## Supplied data
-*-*-
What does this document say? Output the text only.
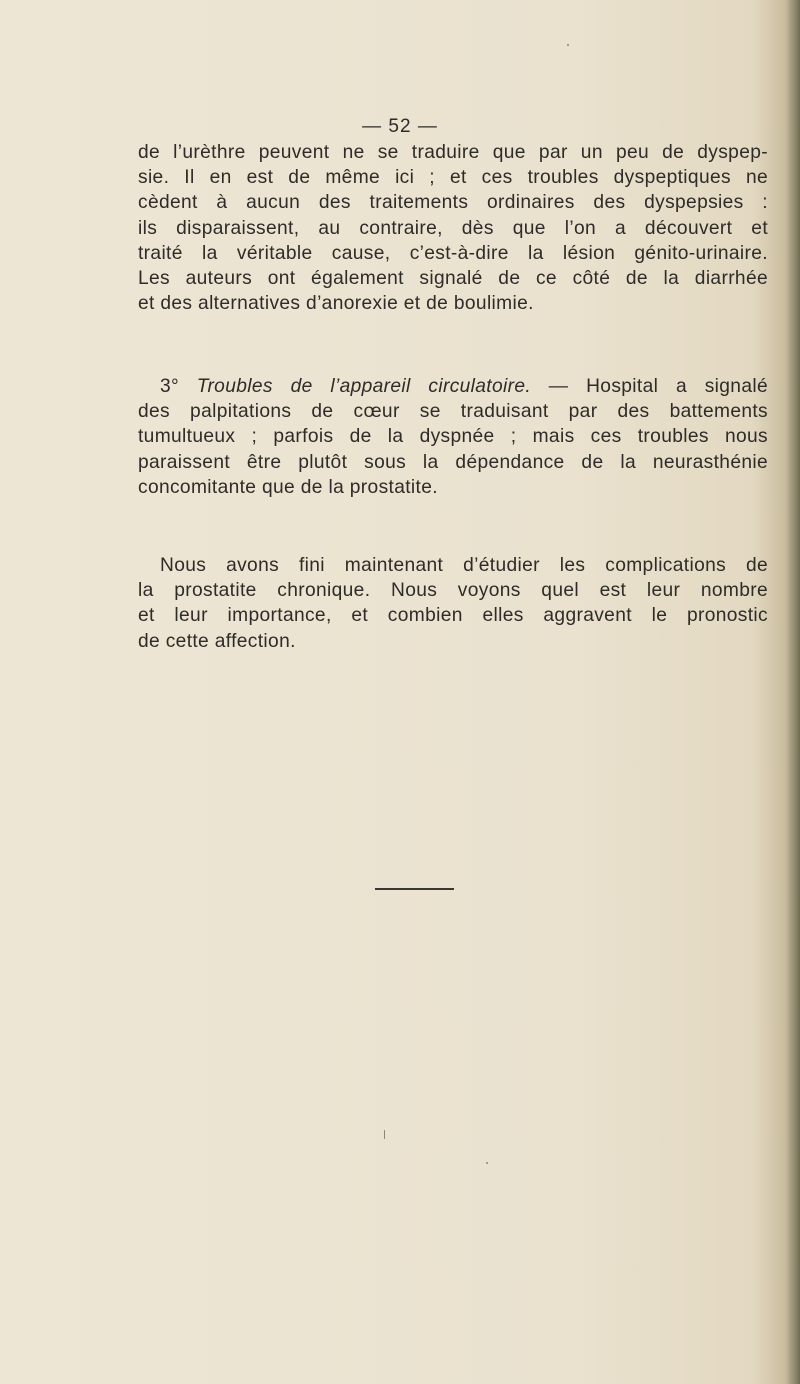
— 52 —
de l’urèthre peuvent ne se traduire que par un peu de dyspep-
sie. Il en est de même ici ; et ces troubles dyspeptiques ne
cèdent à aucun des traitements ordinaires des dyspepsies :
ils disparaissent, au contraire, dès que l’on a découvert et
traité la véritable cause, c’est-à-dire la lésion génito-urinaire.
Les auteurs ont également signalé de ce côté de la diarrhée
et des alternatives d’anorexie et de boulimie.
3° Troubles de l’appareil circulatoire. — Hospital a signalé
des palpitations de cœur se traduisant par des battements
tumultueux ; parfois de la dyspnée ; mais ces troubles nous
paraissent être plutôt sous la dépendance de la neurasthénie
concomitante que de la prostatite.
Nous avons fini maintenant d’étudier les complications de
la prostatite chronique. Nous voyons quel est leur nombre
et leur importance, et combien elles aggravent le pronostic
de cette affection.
-*-*-
## To be done
Go through the records. Copy each line where "prostatite" appears.

## Exercise answer
concomitante que de la prostatite.
la prostatite chronique. Nous voyons quel est leur nombre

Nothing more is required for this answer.